Extracted data entries
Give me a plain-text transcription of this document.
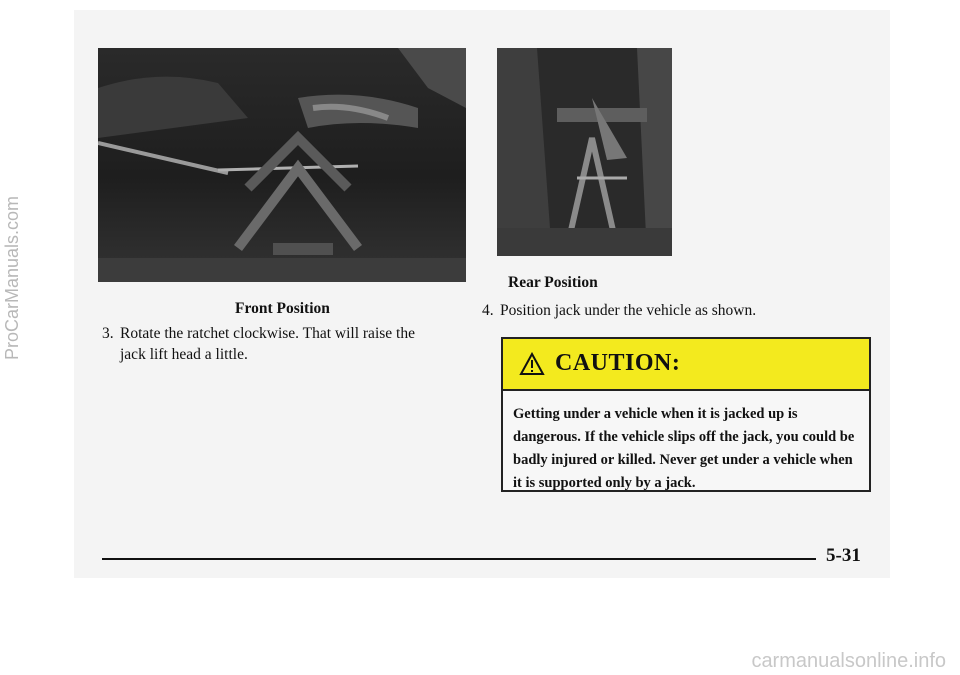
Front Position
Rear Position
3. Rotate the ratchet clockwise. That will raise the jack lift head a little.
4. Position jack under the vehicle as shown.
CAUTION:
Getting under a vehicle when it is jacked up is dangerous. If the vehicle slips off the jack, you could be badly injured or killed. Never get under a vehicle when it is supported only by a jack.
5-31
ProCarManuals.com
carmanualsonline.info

__EXERCISE__. Repeat the records above verbatim, with no pictures in the result.

__EXERCISE RESULT__.
Give me a plain-text transcription of this document.
Front Position
Rear Position
3. Rotate the ratchet clockwise. That will raise the jack lift head a little.
4. Position jack under the vehicle as shown.
CAUTION:
Getting under a vehicle when it is jacked up is dangerous. If the vehicle slips off the jack, you could be badly injured or killed. Never get under a vehicle when it is supported only by a jack.
5-31
ProCarManuals.com
carmanualsonline.info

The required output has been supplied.